YOUR INSTRUCTIONS:
Return a copy of every line in the records that includes the word "chevron".
-=-=-=-=-
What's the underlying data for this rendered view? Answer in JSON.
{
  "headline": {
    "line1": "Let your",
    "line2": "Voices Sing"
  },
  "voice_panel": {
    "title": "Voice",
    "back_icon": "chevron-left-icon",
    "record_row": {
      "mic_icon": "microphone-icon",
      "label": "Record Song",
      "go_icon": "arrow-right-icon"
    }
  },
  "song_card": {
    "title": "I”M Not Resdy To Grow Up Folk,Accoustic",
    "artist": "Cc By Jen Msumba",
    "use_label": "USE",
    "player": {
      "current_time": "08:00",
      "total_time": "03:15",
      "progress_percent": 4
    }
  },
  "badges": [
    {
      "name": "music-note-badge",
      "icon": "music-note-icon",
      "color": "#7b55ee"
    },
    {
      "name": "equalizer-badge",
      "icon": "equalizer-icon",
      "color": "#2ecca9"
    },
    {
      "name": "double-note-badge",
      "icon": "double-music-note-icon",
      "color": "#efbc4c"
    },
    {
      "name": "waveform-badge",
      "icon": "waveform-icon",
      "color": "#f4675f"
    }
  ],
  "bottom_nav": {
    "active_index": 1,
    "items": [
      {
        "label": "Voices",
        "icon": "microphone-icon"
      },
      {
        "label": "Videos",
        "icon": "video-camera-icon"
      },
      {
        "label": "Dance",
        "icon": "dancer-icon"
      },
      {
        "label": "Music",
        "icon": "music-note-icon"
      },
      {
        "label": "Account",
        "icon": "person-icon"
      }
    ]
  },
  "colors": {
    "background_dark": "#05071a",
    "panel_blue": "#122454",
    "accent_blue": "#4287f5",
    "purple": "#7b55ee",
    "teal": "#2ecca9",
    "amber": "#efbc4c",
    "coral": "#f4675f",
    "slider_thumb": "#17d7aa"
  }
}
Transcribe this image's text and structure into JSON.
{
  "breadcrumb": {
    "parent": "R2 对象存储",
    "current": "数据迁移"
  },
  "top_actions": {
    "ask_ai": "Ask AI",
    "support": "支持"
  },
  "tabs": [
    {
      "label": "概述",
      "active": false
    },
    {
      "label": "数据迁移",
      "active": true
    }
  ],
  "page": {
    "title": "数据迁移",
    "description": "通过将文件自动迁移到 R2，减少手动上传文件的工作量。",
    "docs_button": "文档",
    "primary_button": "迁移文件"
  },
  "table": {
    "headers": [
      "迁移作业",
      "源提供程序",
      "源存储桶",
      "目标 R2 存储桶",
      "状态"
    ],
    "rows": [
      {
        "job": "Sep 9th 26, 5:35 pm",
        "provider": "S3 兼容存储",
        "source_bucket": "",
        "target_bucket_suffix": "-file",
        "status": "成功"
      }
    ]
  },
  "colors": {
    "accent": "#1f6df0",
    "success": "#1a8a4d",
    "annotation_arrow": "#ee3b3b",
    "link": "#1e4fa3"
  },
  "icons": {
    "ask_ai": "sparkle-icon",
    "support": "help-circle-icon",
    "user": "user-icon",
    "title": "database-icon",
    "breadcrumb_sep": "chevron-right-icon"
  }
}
-=-=-=-=-
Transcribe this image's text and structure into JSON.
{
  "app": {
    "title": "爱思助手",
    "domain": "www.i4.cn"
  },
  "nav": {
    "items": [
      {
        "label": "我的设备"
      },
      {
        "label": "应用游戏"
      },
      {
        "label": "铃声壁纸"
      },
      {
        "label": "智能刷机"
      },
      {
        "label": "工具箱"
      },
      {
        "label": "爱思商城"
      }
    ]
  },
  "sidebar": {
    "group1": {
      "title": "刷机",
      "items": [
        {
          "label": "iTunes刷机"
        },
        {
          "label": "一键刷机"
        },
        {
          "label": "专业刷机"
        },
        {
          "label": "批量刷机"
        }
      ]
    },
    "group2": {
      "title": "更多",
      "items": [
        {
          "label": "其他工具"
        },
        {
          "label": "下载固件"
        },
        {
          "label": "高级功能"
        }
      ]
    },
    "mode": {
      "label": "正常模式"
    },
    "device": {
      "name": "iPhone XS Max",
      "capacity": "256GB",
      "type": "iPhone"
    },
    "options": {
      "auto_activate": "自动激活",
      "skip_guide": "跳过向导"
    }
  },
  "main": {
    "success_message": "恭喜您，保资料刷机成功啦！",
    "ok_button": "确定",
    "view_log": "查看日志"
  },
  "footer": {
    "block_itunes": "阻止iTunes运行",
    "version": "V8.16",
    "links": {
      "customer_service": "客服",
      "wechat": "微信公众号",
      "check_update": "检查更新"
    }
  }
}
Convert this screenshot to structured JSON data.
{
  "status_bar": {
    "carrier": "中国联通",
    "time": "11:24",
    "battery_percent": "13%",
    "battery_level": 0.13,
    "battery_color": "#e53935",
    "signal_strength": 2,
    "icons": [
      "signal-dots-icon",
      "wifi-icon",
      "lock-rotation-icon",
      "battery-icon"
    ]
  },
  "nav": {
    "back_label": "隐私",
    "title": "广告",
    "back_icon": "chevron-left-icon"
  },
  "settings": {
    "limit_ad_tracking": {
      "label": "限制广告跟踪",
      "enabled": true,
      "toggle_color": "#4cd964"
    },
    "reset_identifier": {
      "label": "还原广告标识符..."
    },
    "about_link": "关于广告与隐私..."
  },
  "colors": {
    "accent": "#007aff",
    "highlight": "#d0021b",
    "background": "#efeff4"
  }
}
-=-=-=-=-
EXPECTED OUTPUT:
    "back_icon": "chevron-left-icon",
    "breadcrumb_sep": "chevron-right-icon"
    "back_icon": "chevron-left-icon"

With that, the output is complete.